= Selected excerpt =
┏━━

Here is my finished work:
Cell Phone Camera Design and Use
By:
Justin Nicoletti
Introduction:
Cell phone use has become extremely popular in America and around the world. These mobile technologies have made communication among loved ones more interactive and emotional due to camera technologies found on them. Video and picture captions now make communication more personal and artful on cell phones. The camera features on today’s high tech devices are early in their general stage of production. There is missing design functions that need to be enhanced if these camera functions wish to move with the future of technological advances.
“The quality of image produced by most photo phones still sucks,” according to Steve Outing, Senior Editor for The Poynter Institute as well as columnist with Editor & Publisher. (Medium) Outing’s blunt statement may seem to be the main flaw of today’s mobile phone but this research paper will illustrate it is a lack of editing software and easy organization that causes flaws in the process of video and picture sharing among cell phone users.
Literature Review:
There has been quite a bit of scholarly works done which illustrates cell phone use and sociological issues such as, Gary Mielo’s The Media is the Moblog, where he compares cell phone use to Marshall Mcluhan’s theories; most arguably the idea of a global village. Mielo’s work in this piece is similar to a lot of scholarly articles one may find when searching databases. It seems fitting to mention one key work that has done good theoretical work of media on a general level and seems to give a good backbone to the research involved in this project. Craig E Mattson’s review on media as a disorder of self indulgence comes from Thomas de Zengotita book: Mediated: How the Media Shapes Your Word and the Way you Live in it. This argumentative review gives readers an understanding of how important media technologies have become in our daily lives; be it at work or home. Mediated allows a reader to better understand the need and compulsion of technological tools. As a tool, cell phones allow people to stay in touch with one another with out physical barriers that were once needed with home phones.
Finding other literature becomes more difficult when one tries to search for works that deal’s specifically with design flaws or lack of technology and how it affects communication intimately among loved ones through cell phones. Out of many reviews there were some literature pieces that seemed to give both an accurate description similar to this research proposal and had great visuals which seemed to propose the need for cell phone media advancement. The article titled Mobile 2.0 gives the reader the argumentative status that technology is rapidly improving but cell phones are not adjusting to it. This piece is written by Lars Erik Holmquist who is: the leader of the Future Applications Lab at the Viktoria Institute in Goteburg, Sweden. Holmquist is interested in innovative interactive technology, including tangible interfaces, informative art, mobile media, and autonomous systems. He was general chair of UbiComp 2002, the international conference on ubiquitous computing, and is an associate editor of the journal Personal and Ubiquitous Computing. (Mobile 2.0) In Holmquist’s article he writes about the advancement of a technology which gives users more creative software on their cell phones. This technology is in production and hopes to allow more of a centralized work environment from a phone, for example, creating a web page, promotional video or business presentation. Mediation is the key component the author argues. This article gives good arguments to the advancement of cell phone editing functions.

┗━━

= Exercise set =
1/ In the paper on cell phone camera design, who is named as the leader of the Future Applications Lab at the Viktoria Institute?
2/ Render this sentence from the paper on cell phone camera design in French: "Video and picture captions now make communication more personal and artful on cell phones."
The listing that comes next has no role here.

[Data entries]
┏━━

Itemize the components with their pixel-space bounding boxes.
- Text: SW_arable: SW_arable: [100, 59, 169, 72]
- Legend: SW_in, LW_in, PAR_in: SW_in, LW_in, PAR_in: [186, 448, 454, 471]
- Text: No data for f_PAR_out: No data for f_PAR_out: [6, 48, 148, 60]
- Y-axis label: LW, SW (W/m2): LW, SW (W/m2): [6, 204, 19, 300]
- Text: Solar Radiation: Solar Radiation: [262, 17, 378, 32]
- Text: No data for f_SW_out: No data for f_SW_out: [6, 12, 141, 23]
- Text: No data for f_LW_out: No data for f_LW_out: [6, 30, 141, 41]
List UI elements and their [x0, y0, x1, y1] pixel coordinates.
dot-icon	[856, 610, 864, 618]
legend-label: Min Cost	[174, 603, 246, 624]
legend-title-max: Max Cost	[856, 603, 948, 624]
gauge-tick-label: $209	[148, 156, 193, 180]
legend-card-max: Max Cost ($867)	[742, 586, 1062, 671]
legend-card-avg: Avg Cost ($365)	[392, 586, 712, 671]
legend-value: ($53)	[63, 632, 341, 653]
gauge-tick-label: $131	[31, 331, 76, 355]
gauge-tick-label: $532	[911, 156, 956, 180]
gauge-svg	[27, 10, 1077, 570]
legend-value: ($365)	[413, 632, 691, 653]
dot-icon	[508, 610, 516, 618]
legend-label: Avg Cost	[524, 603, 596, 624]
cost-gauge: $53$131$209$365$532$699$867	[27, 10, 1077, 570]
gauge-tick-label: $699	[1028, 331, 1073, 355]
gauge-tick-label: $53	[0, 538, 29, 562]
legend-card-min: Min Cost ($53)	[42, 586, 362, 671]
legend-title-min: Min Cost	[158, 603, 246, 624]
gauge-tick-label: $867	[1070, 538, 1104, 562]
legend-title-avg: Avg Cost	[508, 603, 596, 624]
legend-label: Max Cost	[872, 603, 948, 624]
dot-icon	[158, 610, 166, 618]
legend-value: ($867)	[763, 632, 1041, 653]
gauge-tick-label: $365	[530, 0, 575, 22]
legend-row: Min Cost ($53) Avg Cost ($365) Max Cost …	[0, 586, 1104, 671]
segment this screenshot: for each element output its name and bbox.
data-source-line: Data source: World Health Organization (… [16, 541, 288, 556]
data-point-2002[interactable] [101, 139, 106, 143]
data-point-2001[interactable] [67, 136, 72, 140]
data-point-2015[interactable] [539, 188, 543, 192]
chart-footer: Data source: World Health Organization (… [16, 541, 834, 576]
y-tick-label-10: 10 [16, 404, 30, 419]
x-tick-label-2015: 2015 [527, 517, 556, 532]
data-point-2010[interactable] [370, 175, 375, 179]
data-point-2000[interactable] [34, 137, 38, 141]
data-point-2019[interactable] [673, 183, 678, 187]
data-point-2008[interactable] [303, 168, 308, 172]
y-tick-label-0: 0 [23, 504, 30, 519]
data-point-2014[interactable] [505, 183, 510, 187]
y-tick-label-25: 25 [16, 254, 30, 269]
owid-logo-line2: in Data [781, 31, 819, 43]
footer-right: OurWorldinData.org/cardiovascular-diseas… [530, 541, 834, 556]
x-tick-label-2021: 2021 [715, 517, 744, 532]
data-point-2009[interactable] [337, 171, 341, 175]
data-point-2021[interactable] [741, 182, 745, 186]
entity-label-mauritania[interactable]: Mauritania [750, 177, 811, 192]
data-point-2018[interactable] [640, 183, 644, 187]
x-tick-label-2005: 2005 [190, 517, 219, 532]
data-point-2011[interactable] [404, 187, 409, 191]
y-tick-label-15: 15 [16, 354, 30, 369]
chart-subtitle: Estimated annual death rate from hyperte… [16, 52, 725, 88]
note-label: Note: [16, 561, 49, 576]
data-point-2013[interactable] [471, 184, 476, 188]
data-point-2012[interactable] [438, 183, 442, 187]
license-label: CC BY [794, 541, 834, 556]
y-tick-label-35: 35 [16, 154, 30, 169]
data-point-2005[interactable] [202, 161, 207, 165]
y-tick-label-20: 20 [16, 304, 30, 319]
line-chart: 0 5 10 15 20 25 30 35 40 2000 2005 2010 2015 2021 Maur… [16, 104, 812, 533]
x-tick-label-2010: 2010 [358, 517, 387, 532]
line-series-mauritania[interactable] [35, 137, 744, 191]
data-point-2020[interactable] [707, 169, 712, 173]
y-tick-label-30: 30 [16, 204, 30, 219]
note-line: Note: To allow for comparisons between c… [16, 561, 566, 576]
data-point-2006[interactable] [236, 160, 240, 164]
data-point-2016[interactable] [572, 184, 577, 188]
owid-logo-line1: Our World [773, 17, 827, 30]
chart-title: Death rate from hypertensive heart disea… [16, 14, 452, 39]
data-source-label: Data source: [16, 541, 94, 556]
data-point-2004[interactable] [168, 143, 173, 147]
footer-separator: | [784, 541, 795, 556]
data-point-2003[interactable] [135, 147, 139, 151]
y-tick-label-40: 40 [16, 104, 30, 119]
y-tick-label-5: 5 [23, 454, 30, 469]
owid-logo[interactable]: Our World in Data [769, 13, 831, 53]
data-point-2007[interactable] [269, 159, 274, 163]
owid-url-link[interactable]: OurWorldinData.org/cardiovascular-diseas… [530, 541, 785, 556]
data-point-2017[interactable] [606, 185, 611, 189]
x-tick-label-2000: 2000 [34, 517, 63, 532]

┗━━

= Written answers =
1/ Lars Erik Holmquist

2/ Les légendes de vidéos et de photos rendent désormais la communication plus personnelle et plus artistique sur les téléphones portables.